• Exercise prompt
Which lines in the records below contain the word "details"? Copy each one out.
BEGIN The data
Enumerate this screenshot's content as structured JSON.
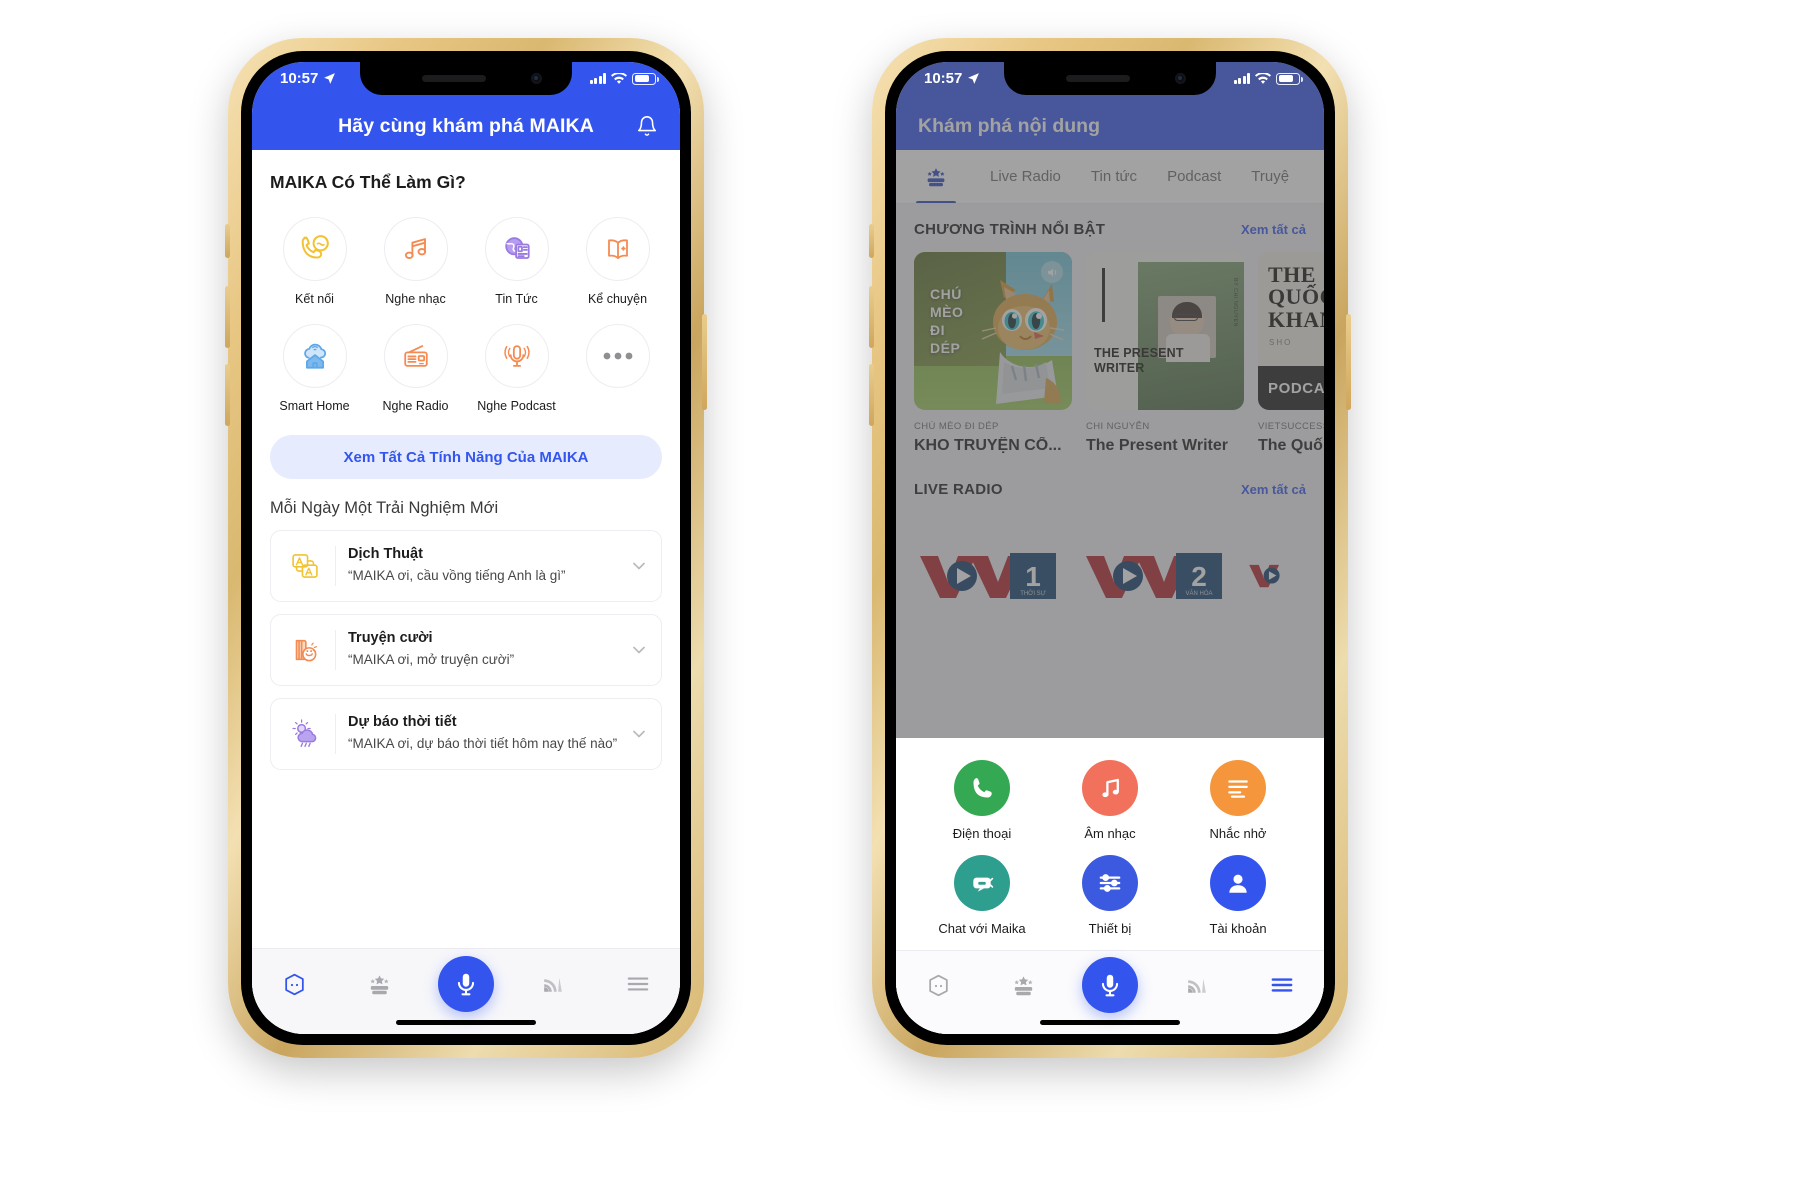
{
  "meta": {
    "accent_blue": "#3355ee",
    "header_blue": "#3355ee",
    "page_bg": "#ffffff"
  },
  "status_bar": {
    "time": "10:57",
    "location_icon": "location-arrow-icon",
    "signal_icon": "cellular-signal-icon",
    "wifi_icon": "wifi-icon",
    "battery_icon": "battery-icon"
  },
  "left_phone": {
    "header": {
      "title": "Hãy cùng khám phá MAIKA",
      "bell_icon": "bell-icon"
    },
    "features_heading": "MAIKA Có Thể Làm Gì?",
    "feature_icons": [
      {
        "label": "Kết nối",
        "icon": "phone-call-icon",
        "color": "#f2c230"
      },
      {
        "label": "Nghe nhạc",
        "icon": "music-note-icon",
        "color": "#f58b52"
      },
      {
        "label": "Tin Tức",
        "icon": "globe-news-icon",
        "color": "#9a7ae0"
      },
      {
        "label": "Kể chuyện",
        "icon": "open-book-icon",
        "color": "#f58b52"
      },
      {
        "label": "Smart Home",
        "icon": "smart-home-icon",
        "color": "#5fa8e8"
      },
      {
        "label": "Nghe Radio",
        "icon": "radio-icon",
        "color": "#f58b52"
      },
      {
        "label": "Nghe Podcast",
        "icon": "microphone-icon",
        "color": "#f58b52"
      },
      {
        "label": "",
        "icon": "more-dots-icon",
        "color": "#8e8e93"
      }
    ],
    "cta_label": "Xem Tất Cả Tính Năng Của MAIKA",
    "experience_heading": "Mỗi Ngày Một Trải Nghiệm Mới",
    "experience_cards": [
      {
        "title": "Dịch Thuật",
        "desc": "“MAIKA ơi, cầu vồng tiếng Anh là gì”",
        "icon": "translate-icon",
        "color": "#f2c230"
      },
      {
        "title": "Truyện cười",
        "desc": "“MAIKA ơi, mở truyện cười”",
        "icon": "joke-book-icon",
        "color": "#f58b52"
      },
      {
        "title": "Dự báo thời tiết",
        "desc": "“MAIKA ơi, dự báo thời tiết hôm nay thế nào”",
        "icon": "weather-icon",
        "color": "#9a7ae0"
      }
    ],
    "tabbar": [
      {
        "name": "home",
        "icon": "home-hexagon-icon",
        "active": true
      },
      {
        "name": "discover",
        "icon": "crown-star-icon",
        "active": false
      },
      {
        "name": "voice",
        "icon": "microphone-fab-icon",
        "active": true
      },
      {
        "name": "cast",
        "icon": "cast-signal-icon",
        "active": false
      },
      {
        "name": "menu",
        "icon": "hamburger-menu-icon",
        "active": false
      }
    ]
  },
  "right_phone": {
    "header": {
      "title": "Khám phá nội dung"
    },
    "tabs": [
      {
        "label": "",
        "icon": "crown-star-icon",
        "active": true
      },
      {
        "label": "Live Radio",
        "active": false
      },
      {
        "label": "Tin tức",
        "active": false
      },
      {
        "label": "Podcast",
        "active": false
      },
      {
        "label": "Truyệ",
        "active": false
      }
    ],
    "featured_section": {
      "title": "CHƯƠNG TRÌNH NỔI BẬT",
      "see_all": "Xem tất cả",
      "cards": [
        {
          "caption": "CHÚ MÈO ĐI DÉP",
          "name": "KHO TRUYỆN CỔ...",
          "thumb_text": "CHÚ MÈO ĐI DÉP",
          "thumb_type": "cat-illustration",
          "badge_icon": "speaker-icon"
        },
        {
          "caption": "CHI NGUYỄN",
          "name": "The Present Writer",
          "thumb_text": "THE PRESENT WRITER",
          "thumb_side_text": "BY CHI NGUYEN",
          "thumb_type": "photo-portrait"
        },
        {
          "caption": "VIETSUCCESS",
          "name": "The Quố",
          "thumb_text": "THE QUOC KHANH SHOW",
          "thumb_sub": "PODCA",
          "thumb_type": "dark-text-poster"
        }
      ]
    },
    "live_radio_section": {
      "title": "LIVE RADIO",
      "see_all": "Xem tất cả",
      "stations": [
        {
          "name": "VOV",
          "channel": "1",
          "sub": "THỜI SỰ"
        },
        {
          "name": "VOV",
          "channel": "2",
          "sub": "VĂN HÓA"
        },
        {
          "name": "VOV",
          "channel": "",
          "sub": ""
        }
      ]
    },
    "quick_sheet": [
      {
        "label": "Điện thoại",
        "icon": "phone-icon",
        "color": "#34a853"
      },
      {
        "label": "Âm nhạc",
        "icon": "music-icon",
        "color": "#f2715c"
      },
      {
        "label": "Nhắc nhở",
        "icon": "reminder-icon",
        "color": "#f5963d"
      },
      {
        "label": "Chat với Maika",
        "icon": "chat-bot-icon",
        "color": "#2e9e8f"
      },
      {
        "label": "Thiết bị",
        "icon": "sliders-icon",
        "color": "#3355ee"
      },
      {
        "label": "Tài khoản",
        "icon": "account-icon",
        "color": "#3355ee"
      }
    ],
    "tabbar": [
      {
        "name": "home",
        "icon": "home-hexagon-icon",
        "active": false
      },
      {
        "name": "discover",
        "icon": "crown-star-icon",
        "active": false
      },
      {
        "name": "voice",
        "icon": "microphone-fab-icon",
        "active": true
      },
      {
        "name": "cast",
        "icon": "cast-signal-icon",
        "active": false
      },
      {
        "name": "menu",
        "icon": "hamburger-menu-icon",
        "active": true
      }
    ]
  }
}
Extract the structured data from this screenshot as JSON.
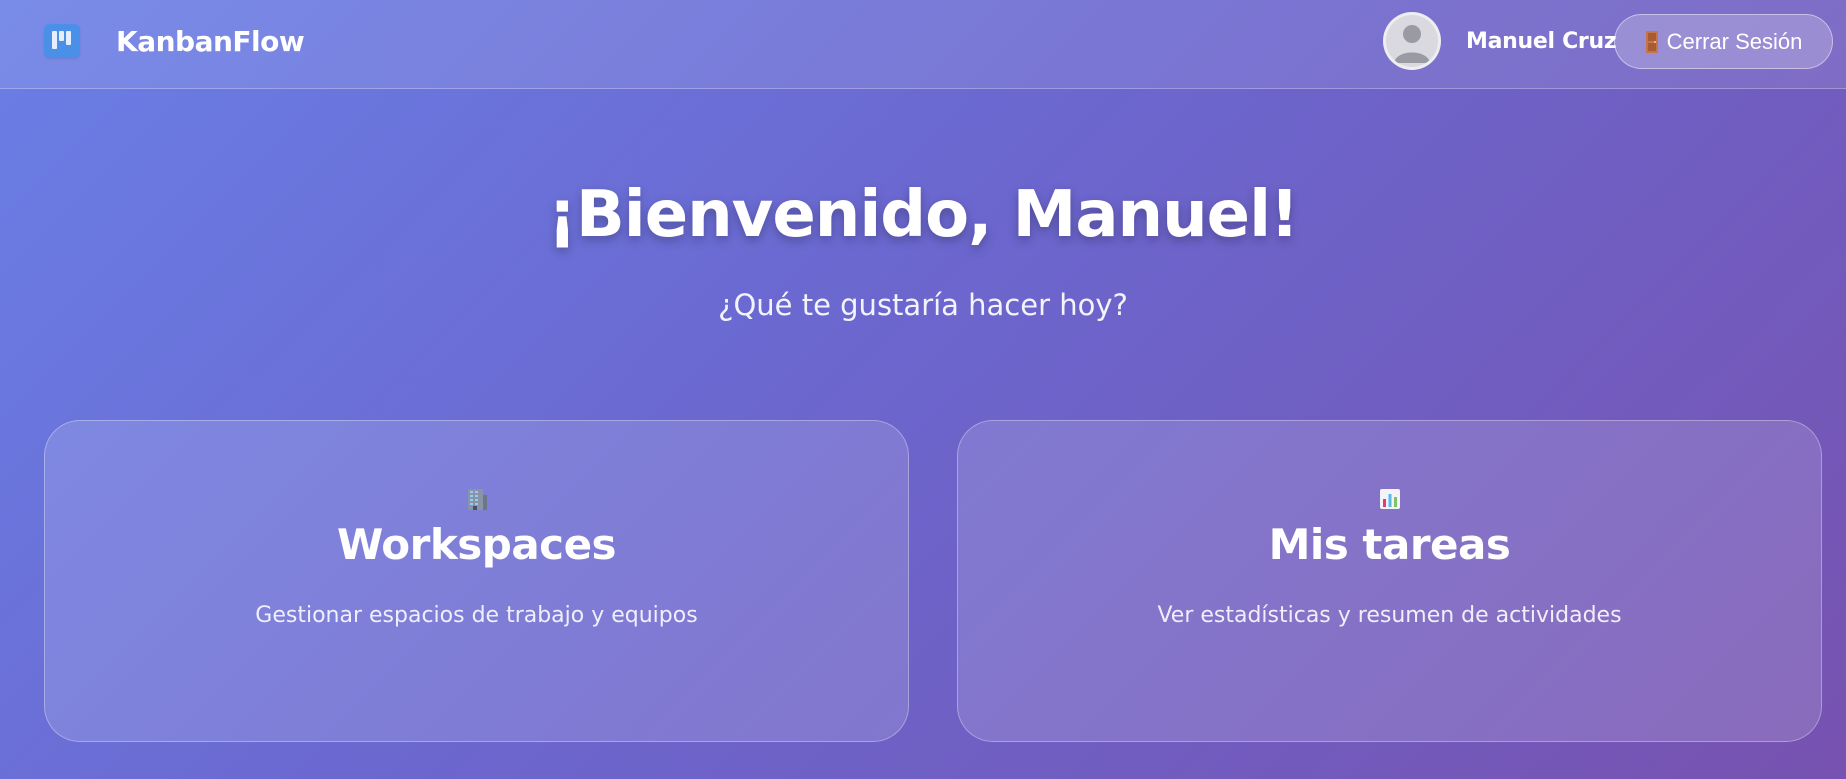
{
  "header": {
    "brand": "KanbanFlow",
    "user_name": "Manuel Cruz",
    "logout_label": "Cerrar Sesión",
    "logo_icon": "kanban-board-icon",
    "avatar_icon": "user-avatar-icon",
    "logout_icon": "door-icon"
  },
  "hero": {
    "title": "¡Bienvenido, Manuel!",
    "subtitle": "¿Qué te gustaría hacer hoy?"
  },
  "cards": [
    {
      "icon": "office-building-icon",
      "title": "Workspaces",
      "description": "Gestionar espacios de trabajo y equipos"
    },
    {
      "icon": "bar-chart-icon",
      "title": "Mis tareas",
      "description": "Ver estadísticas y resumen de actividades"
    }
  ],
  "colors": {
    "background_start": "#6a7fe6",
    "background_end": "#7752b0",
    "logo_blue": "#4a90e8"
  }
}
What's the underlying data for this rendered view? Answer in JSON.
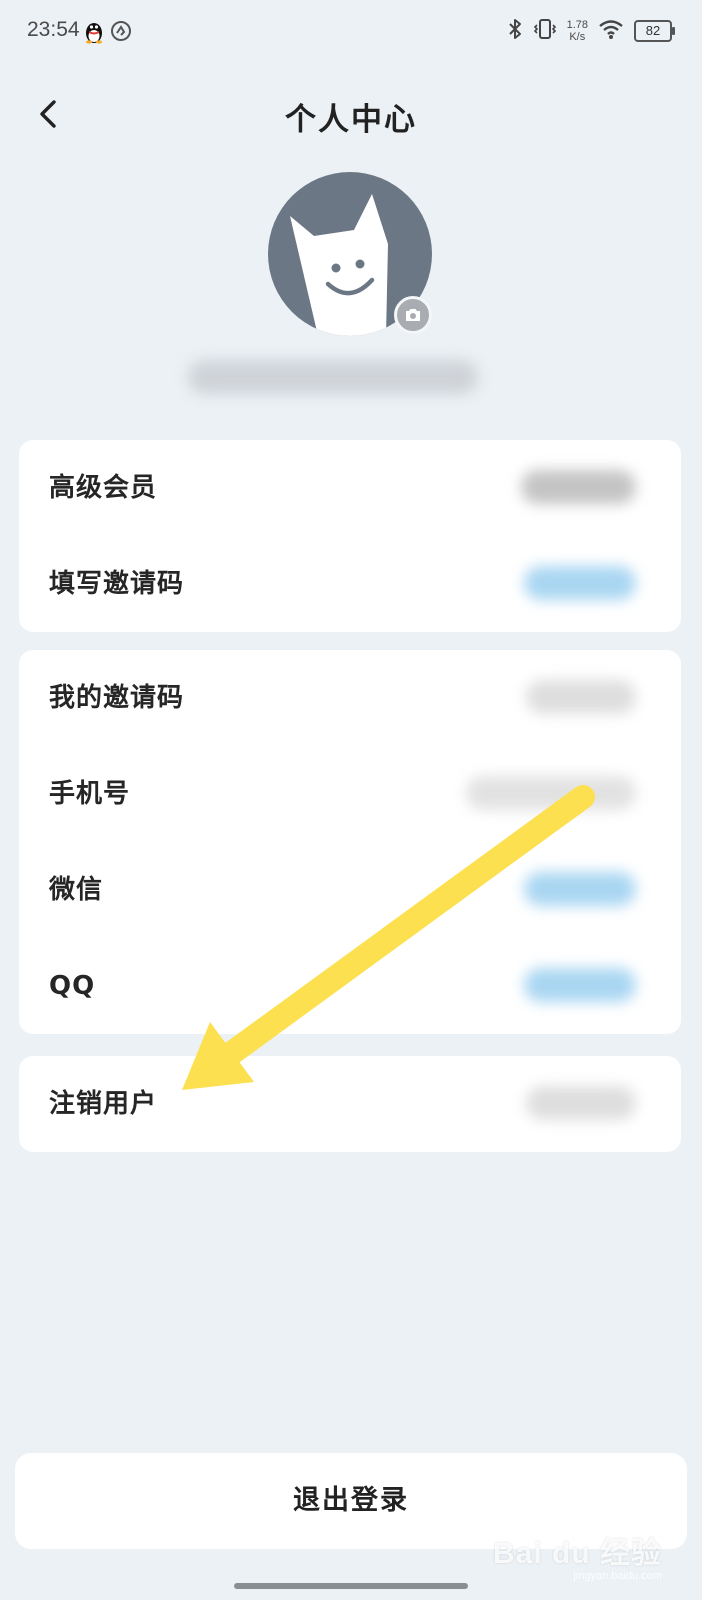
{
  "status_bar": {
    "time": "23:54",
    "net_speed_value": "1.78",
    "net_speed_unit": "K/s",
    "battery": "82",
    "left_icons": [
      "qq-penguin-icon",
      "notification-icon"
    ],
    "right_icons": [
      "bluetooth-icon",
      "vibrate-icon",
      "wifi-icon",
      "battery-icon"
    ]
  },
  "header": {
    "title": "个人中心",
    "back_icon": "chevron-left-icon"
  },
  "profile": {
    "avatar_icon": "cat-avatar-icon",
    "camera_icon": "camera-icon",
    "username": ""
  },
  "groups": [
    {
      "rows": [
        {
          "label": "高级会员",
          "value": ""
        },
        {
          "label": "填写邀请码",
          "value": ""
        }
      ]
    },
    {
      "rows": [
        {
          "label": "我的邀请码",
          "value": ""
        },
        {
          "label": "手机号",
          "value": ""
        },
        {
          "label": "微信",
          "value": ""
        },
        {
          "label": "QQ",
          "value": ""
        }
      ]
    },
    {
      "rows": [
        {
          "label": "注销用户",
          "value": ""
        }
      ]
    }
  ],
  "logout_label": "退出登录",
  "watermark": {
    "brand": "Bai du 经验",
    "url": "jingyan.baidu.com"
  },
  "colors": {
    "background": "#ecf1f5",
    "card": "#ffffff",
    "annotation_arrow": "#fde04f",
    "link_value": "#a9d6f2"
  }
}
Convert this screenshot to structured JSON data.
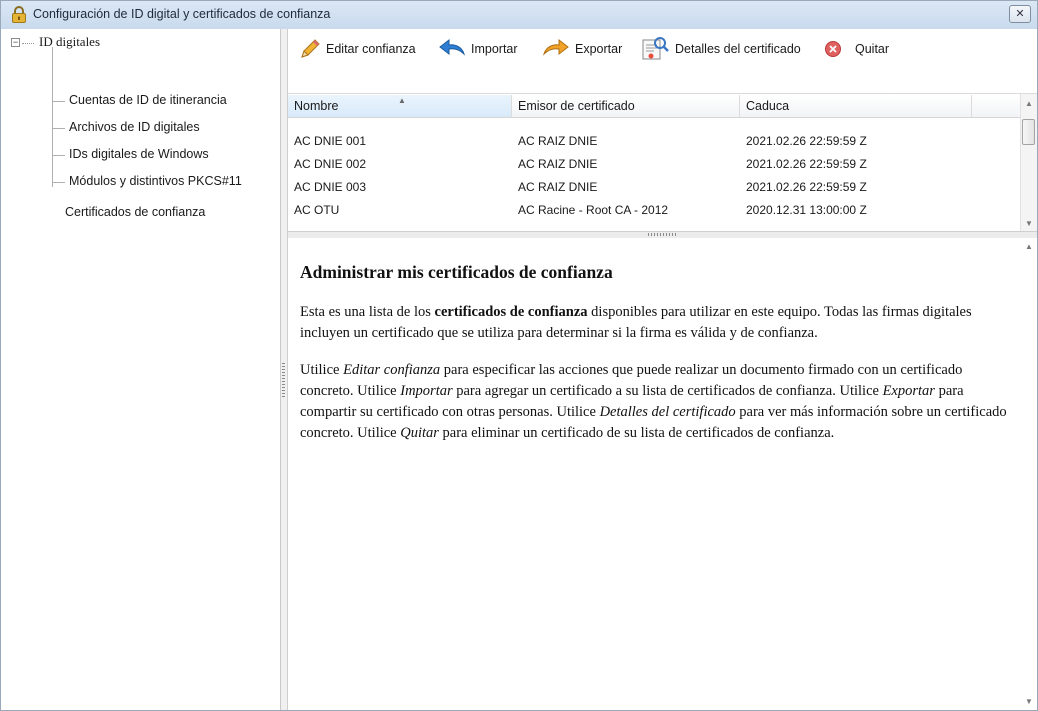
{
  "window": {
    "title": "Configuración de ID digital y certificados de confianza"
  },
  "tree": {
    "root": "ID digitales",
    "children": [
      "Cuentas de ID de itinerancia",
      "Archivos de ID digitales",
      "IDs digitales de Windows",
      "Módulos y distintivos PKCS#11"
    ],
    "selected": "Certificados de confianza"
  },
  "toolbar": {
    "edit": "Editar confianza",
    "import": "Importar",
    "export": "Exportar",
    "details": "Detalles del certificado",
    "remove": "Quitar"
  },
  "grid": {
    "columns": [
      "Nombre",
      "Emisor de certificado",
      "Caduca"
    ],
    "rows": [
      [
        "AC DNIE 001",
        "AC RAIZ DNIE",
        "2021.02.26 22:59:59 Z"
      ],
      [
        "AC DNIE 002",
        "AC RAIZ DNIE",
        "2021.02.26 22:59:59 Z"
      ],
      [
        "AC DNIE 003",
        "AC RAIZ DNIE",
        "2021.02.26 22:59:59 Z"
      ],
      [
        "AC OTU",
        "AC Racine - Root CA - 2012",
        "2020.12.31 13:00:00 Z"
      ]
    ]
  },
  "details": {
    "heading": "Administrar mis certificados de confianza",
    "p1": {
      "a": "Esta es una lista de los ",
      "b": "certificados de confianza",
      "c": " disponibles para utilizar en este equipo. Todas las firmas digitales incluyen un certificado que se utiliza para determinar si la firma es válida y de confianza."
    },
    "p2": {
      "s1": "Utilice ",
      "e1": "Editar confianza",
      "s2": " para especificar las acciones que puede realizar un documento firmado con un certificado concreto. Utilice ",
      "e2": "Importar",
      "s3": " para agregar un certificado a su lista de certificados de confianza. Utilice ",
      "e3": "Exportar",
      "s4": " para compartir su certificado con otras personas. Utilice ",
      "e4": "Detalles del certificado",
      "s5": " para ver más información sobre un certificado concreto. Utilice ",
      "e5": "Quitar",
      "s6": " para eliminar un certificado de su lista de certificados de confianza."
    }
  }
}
END The data
• Answer to the exercise
    "details": "Detalles del certificado",
  "details": {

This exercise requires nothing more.